*Task instructions*
Wherever the word "name" appears in a line, copy that line.
** Begin Source material **
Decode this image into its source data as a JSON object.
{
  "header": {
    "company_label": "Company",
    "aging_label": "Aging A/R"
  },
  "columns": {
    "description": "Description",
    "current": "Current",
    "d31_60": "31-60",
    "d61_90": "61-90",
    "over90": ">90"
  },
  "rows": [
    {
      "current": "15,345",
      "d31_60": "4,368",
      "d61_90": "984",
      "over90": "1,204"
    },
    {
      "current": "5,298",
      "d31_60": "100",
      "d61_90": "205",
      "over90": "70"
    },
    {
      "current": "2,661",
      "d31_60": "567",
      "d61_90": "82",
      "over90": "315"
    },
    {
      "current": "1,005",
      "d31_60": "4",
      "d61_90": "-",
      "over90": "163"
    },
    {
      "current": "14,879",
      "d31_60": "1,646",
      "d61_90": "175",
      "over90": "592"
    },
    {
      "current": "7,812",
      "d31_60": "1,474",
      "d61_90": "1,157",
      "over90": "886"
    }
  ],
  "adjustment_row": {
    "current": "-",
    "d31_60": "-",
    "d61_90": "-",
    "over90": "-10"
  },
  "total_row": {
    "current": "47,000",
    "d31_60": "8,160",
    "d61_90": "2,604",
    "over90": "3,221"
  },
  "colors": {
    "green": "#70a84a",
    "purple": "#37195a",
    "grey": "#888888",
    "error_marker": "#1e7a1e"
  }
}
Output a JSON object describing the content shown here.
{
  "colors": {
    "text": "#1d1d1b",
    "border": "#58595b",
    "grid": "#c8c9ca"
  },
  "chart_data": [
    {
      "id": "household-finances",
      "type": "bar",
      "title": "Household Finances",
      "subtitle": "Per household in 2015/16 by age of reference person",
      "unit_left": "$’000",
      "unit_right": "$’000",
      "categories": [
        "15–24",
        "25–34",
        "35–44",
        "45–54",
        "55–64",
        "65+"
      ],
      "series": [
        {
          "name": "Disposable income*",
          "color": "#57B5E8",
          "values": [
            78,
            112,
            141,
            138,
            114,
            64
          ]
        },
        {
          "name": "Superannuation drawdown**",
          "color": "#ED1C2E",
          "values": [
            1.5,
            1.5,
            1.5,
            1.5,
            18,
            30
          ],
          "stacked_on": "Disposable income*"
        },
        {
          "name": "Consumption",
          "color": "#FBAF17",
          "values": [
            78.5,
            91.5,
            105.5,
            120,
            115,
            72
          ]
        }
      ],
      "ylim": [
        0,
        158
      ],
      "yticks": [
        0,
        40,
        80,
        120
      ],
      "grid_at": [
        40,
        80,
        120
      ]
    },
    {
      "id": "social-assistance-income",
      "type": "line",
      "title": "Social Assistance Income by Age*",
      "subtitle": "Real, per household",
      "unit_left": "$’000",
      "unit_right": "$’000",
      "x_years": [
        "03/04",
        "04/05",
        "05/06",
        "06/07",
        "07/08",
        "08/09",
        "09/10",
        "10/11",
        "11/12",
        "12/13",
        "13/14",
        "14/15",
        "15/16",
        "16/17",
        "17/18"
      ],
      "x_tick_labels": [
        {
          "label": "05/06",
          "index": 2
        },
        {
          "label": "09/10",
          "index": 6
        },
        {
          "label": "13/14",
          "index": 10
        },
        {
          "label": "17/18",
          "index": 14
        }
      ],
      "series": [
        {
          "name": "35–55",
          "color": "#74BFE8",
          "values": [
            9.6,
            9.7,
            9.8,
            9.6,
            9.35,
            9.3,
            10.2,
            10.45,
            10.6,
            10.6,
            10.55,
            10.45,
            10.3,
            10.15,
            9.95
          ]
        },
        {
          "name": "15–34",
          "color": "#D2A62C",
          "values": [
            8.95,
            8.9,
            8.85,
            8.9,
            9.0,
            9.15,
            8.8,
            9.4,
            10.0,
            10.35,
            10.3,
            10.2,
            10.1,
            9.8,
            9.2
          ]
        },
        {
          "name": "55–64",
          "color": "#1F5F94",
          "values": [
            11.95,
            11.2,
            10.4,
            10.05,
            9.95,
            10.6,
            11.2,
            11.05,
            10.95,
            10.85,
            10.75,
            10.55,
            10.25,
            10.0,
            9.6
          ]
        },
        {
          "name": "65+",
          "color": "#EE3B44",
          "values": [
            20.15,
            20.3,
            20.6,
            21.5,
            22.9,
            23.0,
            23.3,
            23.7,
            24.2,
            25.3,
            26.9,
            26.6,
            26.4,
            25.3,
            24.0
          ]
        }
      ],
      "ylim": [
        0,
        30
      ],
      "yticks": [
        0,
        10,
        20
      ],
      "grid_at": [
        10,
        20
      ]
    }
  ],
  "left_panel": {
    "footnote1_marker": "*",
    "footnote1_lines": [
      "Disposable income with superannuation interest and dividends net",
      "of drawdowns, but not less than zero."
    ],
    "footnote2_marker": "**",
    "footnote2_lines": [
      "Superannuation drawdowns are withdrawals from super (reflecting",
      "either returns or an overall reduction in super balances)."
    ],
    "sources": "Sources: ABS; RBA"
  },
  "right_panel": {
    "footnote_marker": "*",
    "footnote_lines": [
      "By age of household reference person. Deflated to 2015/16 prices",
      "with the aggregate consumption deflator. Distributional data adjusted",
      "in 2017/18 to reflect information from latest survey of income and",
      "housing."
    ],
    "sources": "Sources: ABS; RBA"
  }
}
** End Source material **
*Solution to this task*
          "name": "Disposable income*",
          "name": "Superannuation drawdown**",
          "name": "Consumption",
          "name": "35–55",
          "name": "15–34",
          "name": "55–64",
          "name": "65+",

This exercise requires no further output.